Exercise aim
Reproduce the records. Keep every word exact and include no images.

Supplied material
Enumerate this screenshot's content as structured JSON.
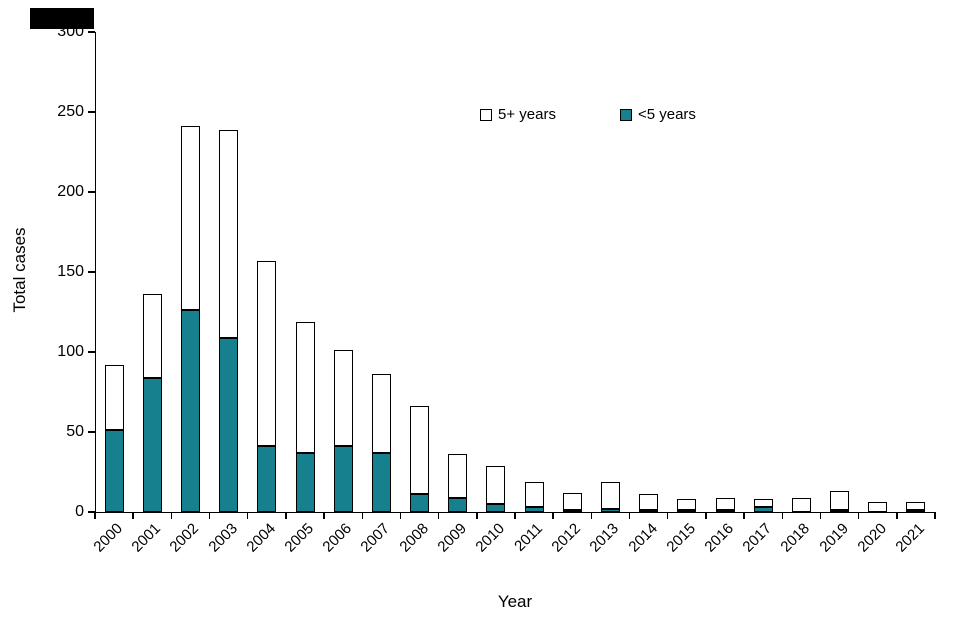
{
  "chart": {
    "y_axis_title": "Total cases",
    "x_axis_title": "Year",
    "accent_color": "#17808F",
    "axis_color": "#000000",
    "legend": {
      "over5_label": "5+ years",
      "under5_label": "<5 years"
    }
  },
  "chart_data": {
    "type": "bar",
    "stacked": true,
    "title": "",
    "xlabel": "Year",
    "ylabel": "Total cases",
    "ylim": [
      0,
      300
    ],
    "yticks": [
      0,
      50,
      100,
      150,
      200,
      250,
      300
    ],
    "grid": false,
    "legend_position": "top-center-inside",
    "categories": [
      "2000",
      "2001",
      "2002",
      "2003",
      "2004",
      "2005",
      "2006",
      "2007",
      "2008",
      "2009",
      "2010",
      "2011",
      "2012",
      "2013",
      "2014",
      "2015",
      "2016",
      "2017",
      "2018",
      "2019",
      "2020",
      "2021"
    ],
    "series": [
      {
        "name": "<5 years",
        "color": "#17808F",
        "values": [
          51,
          84,
          126,
          109,
          41,
          37,
          41,
          37,
          11,
          9,
          5,
          3,
          1,
          2,
          1,
          1,
          1,
          3,
          0,
          1,
          0,
          1
        ]
      },
      {
        "name": "5+ years",
        "color": "#FFFFFF",
        "values": [
          41,
          52,
          115,
          130,
          116,
          82,
          60,
          49,
          55,
          27,
          24,
          16,
          11,
          17,
          10,
          7,
          8,
          5,
          9,
          12,
          6,
          5
        ]
      }
    ],
    "totals": [
      92,
      136,
      241,
      239,
      157,
      119,
      101,
      86,
      66,
      36,
      29,
      19,
      12,
      19,
      11,
      8,
      9,
      8,
      9,
      13,
      6,
      6
    ]
  }
}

Response to this exercise
Enumerate this screenshot's content as structured JSON.
{
  "chart": {
    "y_axis_title": "Total cases",
    "x_axis_title": "Year",
    "accent_color": "#17808F",
    "axis_color": "#000000",
    "legend": {
      "over5_label": "5+ years",
      "under5_label": "<5 years"
    }
  },
  "chart_data": {
    "type": "bar",
    "stacked": true,
    "title": "",
    "xlabel": "Year",
    "ylabel": "Total cases",
    "ylim": [
      0,
      300
    ],
    "yticks": [
      0,
      50,
      100,
      150,
      200,
      250,
      300
    ],
    "grid": false,
    "legend_position": "top-center-inside",
    "categories": [
      "2000",
      "2001",
      "2002",
      "2003",
      "2004",
      "2005",
      "2006",
      "2007",
      "2008",
      "2009",
      "2010",
      "2011",
      "2012",
      "2013",
      "2014",
      "2015",
      "2016",
      "2017",
      "2018",
      "2019",
      "2020",
      "2021"
    ],
    "series": [
      {
        "name": "<5 years",
        "color": "#17808F",
        "values": [
          51,
          84,
          126,
          109,
          41,
          37,
          41,
          37,
          11,
          9,
          5,
          3,
          1,
          2,
          1,
          1,
          1,
          3,
          0,
          1,
          0,
          1
        ]
      },
      {
        "name": "5+ years",
        "color": "#FFFFFF",
        "values": [
          41,
          52,
          115,
          130,
          116,
          82,
          60,
          49,
          55,
          27,
          24,
          16,
          11,
          17,
          10,
          7,
          8,
          5,
          9,
          12,
          6,
          5
        ]
      }
    ],
    "totals": [
      92,
      136,
      241,
      239,
      157,
      119,
      101,
      86,
      66,
      36,
      29,
      19,
      12,
      19,
      11,
      8,
      9,
      8,
      9,
      13,
      6,
      6
    ]
  }
}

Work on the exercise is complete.